REQUIRED TASK
Reproduce the listing verbatim.

GIVEN DATA
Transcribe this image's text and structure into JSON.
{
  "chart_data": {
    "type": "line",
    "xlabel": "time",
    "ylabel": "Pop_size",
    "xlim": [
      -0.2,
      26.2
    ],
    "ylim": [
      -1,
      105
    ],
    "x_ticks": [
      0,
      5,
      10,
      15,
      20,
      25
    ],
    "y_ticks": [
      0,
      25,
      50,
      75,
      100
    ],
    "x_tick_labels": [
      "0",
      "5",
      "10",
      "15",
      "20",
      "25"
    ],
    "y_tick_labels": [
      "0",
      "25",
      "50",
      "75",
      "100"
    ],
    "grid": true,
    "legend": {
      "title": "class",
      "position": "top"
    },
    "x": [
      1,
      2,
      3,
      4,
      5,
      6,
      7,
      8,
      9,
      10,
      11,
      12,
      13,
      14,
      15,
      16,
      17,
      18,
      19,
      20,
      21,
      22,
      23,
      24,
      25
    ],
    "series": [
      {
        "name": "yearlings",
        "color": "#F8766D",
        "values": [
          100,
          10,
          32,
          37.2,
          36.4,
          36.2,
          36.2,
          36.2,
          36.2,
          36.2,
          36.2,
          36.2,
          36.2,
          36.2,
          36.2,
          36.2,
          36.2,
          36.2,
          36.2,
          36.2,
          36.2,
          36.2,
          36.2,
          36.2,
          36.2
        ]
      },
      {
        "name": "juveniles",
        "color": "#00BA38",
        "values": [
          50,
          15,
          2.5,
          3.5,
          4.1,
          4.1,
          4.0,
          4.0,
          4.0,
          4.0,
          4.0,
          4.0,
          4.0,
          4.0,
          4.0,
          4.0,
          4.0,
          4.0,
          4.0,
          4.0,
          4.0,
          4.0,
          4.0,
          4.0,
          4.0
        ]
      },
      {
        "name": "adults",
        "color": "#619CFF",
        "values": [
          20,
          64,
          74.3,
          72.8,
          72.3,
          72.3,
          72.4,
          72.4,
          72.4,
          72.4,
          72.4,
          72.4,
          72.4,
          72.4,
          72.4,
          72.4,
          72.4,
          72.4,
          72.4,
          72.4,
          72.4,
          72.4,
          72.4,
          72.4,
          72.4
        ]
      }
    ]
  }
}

EXPECTED OUTPUT
Transcribe this image's text and structure into JSON.
{
  "chart_data": {
    "type": "line",
    "xlabel": "time",
    "ylabel": "Pop_size",
    "xlim": [
      -0.2,
      26.2
    ],
    "ylim": [
      -1,
      105
    ],
    "x_ticks": [
      0,
      5,
      10,
      15,
      20,
      25
    ],
    "y_ticks": [
      0,
      25,
      50,
      75,
      100
    ],
    "x_tick_labels": [
      "0",
      "5",
      "10",
      "15",
      "20",
      "25"
    ],
    "y_tick_labels": [
      "0",
      "25",
      "50",
      "75",
      "100"
    ],
    "grid": true,
    "legend": {
      "title": "class",
      "position": "top"
    },
    "x": [
      1,
      2,
      3,
      4,
      5,
      6,
      7,
      8,
      9,
      10,
      11,
      12,
      13,
      14,
      15,
      16,
      17,
      18,
      19,
      20,
      21,
      22,
      23,
      24,
      25
    ],
    "series": [
      {
        "name": "yearlings",
        "color": "#F8766D",
        "values": [
          100,
          10,
          32,
          37.2,
          36.4,
          36.2,
          36.2,
          36.2,
          36.2,
          36.2,
          36.2,
          36.2,
          36.2,
          36.2,
          36.2,
          36.2,
          36.2,
          36.2,
          36.2,
          36.2,
          36.2,
          36.2,
          36.2,
          36.2,
          36.2
        ]
      },
      {
        "name": "juveniles",
        "color": "#00BA38",
        "values": [
          50,
          15,
          2.5,
          3.5,
          4.1,
          4.1,
          4.0,
          4.0,
          4.0,
          4.0,
          4.0,
          4.0,
          4.0,
          4.0,
          4.0,
          4.0,
          4.0,
          4.0,
          4.0,
          4.0,
          4.0,
          4.0,
          4.0,
          4.0,
          4.0
        ]
      },
      {
        "name": "adults",
        "color": "#619CFF",
        "values": [
          20,
          64,
          74.3,
          72.8,
          72.3,
          72.3,
          72.4,
          72.4,
          72.4,
          72.4,
          72.4,
          72.4,
          72.4,
          72.4,
          72.4,
          72.4,
          72.4,
          72.4,
          72.4,
          72.4,
          72.4,
          72.4,
          72.4,
          72.4,
          72.4
        ]
      }
    ]
  }
}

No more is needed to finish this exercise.